SET TASK: Scan the records for the word "background". Copy each line that includes it.

RECORDS TO USE:
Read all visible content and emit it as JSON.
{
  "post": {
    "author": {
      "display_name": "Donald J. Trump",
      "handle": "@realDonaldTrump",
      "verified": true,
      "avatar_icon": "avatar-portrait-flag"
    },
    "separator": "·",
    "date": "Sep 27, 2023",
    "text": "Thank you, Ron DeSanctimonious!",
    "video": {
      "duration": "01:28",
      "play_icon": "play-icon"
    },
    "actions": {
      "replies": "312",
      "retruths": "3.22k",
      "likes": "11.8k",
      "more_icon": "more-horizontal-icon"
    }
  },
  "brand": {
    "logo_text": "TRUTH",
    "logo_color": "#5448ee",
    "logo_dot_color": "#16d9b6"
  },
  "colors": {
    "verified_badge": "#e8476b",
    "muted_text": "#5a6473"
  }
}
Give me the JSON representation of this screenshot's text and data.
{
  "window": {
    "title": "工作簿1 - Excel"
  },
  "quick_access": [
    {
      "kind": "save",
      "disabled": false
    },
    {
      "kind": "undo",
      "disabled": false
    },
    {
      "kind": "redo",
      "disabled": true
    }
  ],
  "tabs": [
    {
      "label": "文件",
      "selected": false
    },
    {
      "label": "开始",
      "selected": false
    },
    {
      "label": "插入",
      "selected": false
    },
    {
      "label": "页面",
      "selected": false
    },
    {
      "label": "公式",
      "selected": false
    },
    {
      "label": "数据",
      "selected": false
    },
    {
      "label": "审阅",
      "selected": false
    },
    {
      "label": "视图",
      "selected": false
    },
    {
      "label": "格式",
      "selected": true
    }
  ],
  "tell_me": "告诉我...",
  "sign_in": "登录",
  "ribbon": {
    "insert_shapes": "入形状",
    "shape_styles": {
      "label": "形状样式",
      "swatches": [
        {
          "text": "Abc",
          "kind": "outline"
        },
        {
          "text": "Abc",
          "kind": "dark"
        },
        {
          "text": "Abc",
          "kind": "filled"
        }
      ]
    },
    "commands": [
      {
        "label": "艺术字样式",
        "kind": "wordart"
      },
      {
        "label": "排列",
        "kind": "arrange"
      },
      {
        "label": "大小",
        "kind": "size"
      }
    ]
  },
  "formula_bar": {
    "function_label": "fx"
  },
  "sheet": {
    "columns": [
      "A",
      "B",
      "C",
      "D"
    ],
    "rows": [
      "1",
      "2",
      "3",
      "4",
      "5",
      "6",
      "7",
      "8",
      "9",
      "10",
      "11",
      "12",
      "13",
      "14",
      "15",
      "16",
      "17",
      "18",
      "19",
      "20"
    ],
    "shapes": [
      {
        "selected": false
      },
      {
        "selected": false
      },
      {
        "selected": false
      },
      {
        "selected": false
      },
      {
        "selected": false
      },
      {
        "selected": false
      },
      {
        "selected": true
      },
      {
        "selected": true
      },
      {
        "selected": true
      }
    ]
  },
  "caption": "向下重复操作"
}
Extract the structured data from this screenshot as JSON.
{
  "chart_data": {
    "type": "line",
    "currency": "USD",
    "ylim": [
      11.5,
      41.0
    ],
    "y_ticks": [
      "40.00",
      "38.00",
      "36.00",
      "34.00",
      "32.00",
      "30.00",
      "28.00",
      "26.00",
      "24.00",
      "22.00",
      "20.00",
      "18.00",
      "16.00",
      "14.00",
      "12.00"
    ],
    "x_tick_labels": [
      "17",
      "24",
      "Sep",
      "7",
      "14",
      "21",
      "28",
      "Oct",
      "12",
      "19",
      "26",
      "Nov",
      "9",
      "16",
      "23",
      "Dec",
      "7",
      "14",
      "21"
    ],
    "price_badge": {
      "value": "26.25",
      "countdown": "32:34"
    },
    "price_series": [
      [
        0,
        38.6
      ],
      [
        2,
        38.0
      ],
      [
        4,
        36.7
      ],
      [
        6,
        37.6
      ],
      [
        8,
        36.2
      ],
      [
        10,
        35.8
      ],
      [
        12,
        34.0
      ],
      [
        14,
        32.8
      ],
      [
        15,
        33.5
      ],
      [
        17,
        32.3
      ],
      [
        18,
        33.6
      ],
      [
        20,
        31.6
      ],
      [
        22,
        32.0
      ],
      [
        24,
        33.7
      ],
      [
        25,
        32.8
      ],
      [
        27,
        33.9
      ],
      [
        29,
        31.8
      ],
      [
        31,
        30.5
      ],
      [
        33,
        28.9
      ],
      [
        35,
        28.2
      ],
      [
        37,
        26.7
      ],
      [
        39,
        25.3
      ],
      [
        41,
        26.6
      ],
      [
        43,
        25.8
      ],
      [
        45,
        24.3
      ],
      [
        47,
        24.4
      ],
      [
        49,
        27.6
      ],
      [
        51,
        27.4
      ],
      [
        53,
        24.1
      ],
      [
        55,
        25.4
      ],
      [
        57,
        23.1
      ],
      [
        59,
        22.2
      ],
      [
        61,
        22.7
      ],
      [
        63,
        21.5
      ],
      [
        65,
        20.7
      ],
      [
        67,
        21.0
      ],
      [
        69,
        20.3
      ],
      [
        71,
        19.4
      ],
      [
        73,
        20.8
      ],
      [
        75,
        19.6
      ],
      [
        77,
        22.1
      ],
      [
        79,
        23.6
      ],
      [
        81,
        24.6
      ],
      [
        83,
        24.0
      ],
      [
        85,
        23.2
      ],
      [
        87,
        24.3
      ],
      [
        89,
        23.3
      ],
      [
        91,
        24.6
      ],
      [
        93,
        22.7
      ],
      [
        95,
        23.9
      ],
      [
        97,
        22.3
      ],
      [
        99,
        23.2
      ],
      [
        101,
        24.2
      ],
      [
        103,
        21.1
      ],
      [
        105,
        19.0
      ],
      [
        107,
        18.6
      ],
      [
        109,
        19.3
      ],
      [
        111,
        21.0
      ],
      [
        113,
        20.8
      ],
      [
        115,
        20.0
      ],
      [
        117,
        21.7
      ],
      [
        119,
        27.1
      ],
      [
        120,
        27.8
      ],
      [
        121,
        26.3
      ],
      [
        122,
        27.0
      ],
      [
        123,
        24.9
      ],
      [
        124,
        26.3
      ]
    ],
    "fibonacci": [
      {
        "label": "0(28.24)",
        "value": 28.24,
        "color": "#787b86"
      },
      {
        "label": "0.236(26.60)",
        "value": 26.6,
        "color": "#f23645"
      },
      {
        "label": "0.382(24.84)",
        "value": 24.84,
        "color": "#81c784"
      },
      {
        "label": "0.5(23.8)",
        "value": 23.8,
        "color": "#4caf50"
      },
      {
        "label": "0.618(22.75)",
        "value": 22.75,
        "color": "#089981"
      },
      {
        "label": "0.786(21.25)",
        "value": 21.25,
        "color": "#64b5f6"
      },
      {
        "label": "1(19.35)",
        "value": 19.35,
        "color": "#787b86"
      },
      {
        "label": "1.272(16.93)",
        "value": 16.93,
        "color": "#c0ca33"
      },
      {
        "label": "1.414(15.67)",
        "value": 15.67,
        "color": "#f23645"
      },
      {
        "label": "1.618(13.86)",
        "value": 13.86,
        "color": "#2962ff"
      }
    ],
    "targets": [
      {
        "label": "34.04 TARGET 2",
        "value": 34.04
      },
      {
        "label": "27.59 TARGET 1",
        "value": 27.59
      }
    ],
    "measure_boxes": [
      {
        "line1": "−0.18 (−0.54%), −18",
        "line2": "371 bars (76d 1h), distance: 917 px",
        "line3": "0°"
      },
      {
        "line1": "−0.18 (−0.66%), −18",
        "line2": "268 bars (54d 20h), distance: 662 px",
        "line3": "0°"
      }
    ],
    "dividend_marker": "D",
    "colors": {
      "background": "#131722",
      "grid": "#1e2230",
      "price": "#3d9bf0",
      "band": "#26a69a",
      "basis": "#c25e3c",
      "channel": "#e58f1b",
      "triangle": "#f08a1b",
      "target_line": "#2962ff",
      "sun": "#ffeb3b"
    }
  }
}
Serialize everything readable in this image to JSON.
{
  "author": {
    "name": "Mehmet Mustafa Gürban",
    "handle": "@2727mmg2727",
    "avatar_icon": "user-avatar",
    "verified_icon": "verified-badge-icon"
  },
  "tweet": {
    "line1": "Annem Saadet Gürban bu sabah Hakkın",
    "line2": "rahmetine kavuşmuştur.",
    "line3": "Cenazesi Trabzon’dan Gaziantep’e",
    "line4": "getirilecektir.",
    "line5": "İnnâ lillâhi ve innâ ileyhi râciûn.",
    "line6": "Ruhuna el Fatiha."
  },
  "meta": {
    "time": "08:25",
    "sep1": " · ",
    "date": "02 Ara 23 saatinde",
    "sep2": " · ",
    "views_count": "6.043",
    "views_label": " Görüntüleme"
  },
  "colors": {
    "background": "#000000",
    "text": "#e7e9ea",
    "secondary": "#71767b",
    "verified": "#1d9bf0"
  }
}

THE SOLUTION:
      "background": "#131722",
    "background": "#000000",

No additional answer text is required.